◆ PROBLEM TO SOLVE
Look through the listing for the word "Bookings". Copy each line that has it.

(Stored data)
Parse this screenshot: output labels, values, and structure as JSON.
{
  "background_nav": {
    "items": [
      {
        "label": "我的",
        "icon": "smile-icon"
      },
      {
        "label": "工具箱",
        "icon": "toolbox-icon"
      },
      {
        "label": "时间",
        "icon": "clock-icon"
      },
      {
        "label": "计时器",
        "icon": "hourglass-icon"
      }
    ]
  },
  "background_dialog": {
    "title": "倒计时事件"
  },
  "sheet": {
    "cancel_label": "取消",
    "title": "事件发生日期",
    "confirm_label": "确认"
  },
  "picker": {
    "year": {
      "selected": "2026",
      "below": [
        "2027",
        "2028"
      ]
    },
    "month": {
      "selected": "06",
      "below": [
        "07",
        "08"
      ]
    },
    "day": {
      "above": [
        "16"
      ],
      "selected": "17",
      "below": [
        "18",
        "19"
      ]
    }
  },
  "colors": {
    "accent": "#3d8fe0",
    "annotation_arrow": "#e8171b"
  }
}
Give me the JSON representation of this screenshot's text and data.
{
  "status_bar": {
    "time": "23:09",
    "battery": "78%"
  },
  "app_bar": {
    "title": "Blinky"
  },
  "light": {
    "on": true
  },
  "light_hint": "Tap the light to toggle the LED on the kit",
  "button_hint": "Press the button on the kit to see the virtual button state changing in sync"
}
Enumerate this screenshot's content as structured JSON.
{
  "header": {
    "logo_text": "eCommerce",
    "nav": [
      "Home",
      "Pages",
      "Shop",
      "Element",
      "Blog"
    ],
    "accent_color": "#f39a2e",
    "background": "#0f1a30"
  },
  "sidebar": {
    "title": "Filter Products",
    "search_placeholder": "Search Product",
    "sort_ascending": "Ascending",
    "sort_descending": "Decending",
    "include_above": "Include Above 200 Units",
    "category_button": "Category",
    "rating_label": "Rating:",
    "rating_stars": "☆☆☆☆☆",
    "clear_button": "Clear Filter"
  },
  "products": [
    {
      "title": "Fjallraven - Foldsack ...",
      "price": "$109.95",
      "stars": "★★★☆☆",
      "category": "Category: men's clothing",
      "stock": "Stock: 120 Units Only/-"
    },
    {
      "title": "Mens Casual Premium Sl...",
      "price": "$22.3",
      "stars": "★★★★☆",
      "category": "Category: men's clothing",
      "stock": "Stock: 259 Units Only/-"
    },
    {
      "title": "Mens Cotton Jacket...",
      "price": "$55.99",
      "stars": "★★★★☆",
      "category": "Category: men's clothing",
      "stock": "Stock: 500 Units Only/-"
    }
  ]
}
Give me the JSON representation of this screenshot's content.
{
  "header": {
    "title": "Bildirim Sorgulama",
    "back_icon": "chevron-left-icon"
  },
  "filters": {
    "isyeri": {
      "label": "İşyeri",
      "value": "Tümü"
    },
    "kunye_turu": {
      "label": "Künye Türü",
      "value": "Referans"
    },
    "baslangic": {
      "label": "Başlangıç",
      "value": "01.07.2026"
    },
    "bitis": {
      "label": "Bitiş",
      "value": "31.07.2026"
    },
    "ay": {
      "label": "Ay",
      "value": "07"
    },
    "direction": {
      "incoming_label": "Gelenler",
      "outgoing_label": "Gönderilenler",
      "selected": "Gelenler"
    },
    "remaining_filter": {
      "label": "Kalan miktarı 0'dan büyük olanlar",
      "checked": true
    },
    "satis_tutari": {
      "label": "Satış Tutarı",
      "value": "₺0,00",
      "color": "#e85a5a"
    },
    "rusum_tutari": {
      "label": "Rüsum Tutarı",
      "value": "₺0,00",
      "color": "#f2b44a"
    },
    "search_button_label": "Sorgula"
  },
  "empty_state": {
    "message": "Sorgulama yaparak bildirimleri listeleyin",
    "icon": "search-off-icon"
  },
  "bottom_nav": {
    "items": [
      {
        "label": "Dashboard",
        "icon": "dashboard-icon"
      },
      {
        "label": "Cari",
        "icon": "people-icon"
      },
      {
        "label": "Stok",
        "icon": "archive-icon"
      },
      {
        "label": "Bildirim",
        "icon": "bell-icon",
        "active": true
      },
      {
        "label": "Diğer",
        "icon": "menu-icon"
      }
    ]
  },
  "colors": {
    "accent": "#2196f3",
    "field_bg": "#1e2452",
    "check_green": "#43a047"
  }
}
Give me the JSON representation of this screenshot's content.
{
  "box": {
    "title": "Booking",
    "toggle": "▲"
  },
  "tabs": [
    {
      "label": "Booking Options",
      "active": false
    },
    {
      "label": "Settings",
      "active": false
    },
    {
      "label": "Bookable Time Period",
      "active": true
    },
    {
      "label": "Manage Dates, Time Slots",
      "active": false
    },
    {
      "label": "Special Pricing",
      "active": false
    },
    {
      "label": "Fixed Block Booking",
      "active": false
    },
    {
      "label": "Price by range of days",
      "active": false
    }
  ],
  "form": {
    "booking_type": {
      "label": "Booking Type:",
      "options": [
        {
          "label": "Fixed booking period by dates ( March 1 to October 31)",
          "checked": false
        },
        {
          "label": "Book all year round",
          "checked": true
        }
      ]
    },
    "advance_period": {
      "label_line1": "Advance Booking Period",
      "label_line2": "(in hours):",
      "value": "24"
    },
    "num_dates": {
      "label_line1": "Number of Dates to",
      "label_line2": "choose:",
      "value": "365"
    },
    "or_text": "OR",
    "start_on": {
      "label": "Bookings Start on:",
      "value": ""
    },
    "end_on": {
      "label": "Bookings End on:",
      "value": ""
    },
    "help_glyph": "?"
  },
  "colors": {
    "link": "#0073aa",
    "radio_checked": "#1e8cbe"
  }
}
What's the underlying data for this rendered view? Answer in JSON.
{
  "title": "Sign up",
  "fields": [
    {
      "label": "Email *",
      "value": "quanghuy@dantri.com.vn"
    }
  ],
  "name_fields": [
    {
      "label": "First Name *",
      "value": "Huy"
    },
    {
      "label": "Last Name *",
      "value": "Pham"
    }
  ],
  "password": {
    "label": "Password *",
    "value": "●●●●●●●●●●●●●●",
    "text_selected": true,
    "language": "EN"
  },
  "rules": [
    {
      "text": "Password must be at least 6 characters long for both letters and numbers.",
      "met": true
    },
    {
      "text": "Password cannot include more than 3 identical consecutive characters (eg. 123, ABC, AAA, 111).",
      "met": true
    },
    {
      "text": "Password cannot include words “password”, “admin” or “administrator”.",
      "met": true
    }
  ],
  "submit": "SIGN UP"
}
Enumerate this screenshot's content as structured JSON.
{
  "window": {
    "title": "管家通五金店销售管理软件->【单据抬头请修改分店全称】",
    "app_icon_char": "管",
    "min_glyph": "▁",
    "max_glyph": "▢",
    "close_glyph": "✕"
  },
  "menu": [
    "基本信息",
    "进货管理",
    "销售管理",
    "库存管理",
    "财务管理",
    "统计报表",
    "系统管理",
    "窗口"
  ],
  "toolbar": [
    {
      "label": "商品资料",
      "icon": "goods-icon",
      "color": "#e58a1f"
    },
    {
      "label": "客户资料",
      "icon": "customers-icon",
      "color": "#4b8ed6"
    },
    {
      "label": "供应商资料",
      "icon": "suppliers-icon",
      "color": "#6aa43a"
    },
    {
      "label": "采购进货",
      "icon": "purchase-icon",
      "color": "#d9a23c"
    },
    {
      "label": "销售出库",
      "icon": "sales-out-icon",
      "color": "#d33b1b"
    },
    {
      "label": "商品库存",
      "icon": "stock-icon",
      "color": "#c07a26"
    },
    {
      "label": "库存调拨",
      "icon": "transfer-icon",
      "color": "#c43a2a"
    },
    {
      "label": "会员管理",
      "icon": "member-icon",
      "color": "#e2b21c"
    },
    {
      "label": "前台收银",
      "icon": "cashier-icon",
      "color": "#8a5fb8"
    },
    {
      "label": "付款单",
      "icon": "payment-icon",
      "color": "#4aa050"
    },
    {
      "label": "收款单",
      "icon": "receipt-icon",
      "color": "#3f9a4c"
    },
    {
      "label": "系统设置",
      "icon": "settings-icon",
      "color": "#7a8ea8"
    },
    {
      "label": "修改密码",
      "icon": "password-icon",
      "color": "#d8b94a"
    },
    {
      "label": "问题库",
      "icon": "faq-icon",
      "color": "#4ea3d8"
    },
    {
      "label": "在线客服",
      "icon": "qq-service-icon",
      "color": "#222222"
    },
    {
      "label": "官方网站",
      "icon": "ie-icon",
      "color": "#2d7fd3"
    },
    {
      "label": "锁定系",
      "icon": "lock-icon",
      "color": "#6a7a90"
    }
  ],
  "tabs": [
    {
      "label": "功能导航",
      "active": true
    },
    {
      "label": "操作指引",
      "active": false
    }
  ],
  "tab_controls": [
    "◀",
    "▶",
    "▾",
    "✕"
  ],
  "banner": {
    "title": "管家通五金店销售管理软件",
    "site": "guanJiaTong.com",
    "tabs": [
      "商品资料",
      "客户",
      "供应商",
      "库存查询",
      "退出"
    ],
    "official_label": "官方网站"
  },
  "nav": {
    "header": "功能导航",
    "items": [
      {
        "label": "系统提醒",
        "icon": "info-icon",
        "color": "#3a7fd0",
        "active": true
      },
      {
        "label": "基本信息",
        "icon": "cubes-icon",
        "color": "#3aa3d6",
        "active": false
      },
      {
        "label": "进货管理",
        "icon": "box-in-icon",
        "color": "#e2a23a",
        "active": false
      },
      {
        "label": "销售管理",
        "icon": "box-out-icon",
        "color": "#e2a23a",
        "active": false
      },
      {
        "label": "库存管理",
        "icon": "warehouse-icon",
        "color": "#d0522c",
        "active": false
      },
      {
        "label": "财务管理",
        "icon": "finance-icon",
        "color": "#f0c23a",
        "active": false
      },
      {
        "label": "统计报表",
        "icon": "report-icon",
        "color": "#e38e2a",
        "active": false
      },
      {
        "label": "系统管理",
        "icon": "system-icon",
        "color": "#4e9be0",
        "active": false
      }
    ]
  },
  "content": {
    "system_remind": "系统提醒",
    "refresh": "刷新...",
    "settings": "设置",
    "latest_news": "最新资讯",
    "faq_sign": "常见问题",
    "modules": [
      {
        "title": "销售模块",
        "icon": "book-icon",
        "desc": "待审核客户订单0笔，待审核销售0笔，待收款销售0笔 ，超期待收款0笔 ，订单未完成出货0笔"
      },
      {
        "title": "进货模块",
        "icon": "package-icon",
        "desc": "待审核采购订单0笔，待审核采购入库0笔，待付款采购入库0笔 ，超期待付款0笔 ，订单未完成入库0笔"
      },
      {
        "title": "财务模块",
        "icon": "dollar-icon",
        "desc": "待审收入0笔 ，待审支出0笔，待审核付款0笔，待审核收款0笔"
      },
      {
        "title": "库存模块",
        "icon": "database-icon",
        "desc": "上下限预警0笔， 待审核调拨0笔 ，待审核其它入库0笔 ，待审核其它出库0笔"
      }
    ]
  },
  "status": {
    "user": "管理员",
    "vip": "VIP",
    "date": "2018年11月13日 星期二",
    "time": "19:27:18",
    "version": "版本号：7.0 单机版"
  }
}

◆ RESPONSE TO THE TASK
      "label": "Bookings Start on:",
      "label": "Bookings End on:",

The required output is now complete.